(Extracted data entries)
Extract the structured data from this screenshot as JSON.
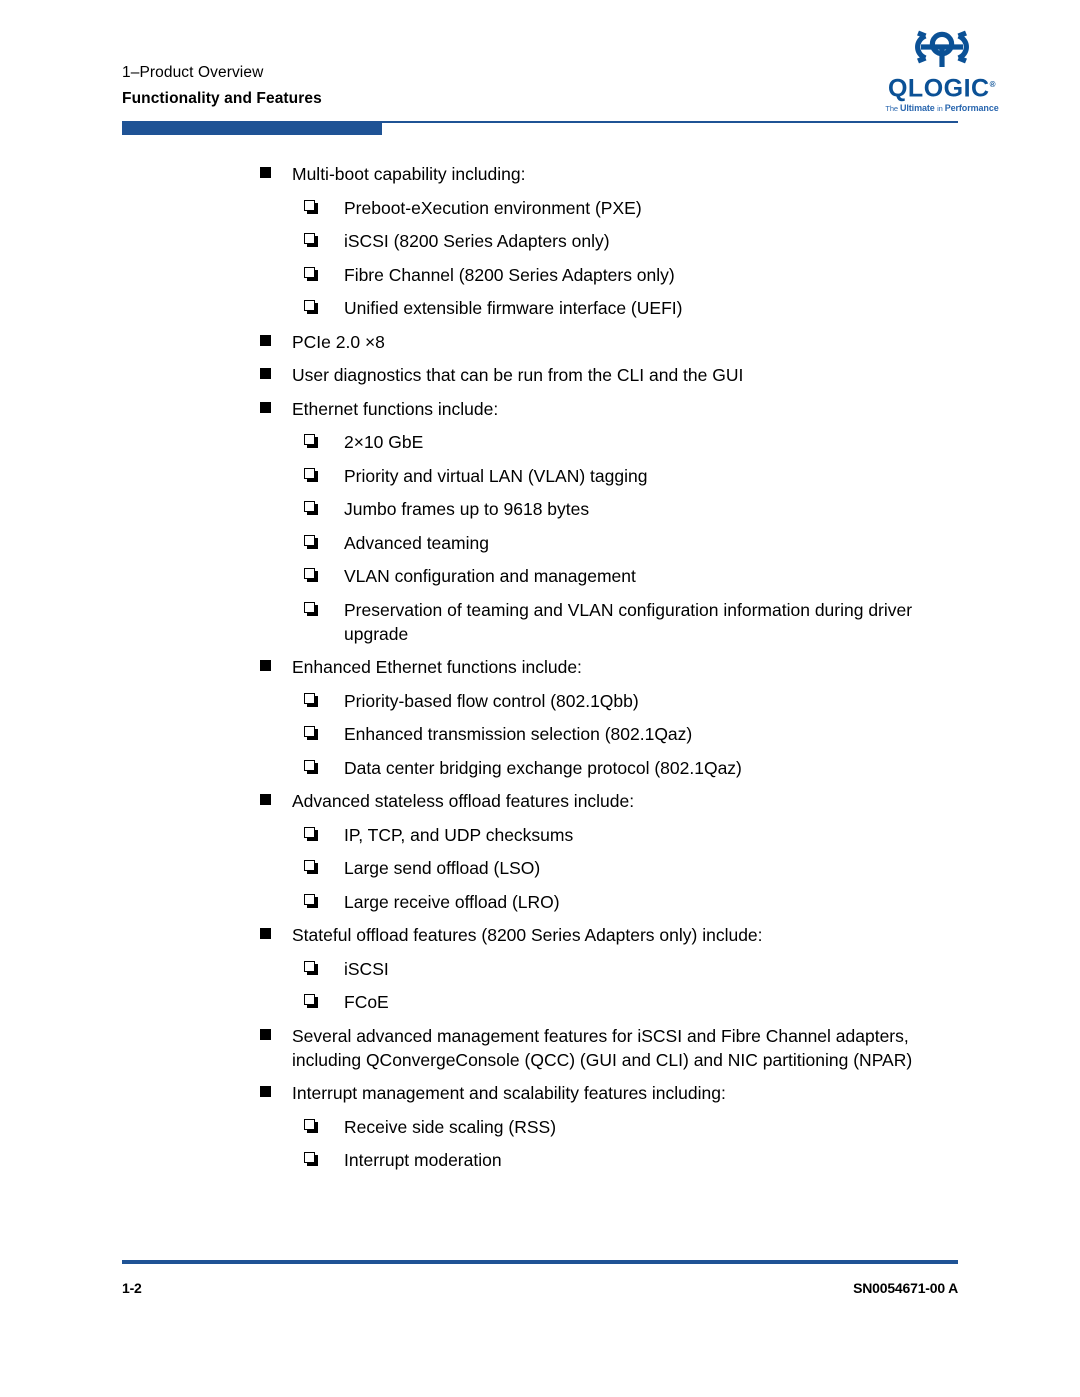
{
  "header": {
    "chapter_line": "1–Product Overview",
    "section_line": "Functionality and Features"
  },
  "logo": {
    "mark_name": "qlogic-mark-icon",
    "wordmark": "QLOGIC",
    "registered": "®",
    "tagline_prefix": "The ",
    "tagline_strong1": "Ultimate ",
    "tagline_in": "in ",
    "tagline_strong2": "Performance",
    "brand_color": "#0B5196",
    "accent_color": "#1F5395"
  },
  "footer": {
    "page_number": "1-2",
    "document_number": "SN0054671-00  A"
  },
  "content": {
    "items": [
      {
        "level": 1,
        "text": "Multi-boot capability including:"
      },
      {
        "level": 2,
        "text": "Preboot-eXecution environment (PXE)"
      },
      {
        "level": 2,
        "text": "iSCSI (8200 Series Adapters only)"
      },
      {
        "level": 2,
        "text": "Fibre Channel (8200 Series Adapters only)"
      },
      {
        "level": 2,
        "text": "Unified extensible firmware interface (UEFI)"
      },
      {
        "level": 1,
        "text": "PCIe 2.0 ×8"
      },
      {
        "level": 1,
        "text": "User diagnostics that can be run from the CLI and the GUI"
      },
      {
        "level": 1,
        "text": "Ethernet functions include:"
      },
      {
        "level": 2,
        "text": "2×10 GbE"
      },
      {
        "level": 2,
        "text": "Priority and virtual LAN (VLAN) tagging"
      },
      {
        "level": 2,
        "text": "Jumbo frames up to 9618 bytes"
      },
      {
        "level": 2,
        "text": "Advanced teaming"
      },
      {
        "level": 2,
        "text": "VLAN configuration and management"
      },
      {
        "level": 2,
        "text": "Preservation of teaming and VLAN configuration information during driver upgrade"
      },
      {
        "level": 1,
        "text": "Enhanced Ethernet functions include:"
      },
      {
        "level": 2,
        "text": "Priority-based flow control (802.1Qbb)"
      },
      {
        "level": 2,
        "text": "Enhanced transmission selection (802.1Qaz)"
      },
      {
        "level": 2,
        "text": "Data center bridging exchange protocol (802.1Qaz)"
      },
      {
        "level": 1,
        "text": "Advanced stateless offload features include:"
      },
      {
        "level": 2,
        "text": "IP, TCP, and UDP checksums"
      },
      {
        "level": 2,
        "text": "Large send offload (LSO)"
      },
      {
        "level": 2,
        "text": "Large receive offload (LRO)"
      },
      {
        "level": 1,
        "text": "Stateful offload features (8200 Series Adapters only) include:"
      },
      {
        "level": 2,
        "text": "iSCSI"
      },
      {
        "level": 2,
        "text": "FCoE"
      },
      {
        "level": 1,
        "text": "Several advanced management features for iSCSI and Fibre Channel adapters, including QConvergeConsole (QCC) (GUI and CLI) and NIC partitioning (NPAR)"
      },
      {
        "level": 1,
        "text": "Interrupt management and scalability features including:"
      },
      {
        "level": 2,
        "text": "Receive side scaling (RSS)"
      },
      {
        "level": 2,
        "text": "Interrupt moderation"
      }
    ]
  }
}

Required task – All records above are to be printed exactly, minus the pictures they contain.

Final result –
Extract the structured data from this screenshot as JSON.
{
  "header": {
    "chapter_line": "1–Product Overview",
    "section_line": "Functionality and Features"
  },
  "logo": {
    "mark_name": "qlogic-mark-icon",
    "wordmark": "QLOGIC",
    "registered": "®",
    "tagline_prefix": "The ",
    "tagline_strong1": "Ultimate ",
    "tagline_in": "in ",
    "tagline_strong2": "Performance",
    "brand_color": "#0B5196",
    "accent_color": "#1F5395"
  },
  "footer": {
    "page_number": "1-2",
    "document_number": "SN0054671-00  A"
  },
  "content": {
    "items": [
      {
        "level": 1,
        "text": "Multi-boot capability including:"
      },
      {
        "level": 2,
        "text": "Preboot-eXecution environment (PXE)"
      },
      {
        "level": 2,
        "text": "iSCSI (8200 Series Adapters only)"
      },
      {
        "level": 2,
        "text": "Fibre Channel (8200 Series Adapters only)"
      },
      {
        "level": 2,
        "text": "Unified extensible firmware interface (UEFI)"
      },
      {
        "level": 1,
        "text": "PCIe 2.0 ×8"
      },
      {
        "level": 1,
        "text": "User diagnostics that can be run from the CLI and the GUI"
      },
      {
        "level": 1,
        "text": "Ethernet functions include:"
      },
      {
        "level": 2,
        "text": "2×10 GbE"
      },
      {
        "level": 2,
        "text": "Priority and virtual LAN (VLAN) tagging"
      },
      {
        "level": 2,
        "text": "Jumbo frames up to 9618 bytes"
      },
      {
        "level": 2,
        "text": "Advanced teaming"
      },
      {
        "level": 2,
        "text": "VLAN configuration and management"
      },
      {
        "level": 2,
        "text": "Preservation of teaming and VLAN configuration information during driver upgrade"
      },
      {
        "level": 1,
        "text": "Enhanced Ethernet functions include:"
      },
      {
        "level": 2,
        "text": "Priority-based flow control (802.1Qbb)"
      },
      {
        "level": 2,
        "text": "Enhanced transmission selection (802.1Qaz)"
      },
      {
        "level": 2,
        "text": "Data center bridging exchange protocol (802.1Qaz)"
      },
      {
        "level": 1,
        "text": "Advanced stateless offload features include:"
      },
      {
        "level": 2,
        "text": "IP, TCP, and UDP checksums"
      },
      {
        "level": 2,
        "text": "Large send offload (LSO)"
      },
      {
        "level": 2,
        "text": "Large receive offload (LRO)"
      },
      {
        "level": 1,
        "text": "Stateful offload features (8200 Series Adapters only) include:"
      },
      {
        "level": 2,
        "text": "iSCSI"
      },
      {
        "level": 2,
        "text": "FCoE"
      },
      {
        "level": 1,
        "text": "Several advanced management features for iSCSI and Fibre Channel adapters, including QConvergeConsole (QCC) (GUI and CLI) and NIC partitioning (NPAR)"
      },
      {
        "level": 1,
        "text": "Interrupt management and scalability features including:"
      },
      {
        "level": 2,
        "text": "Receive side scaling (RSS)"
      },
      {
        "level": 2,
        "text": "Interrupt moderation"
      }
    ]
  }
}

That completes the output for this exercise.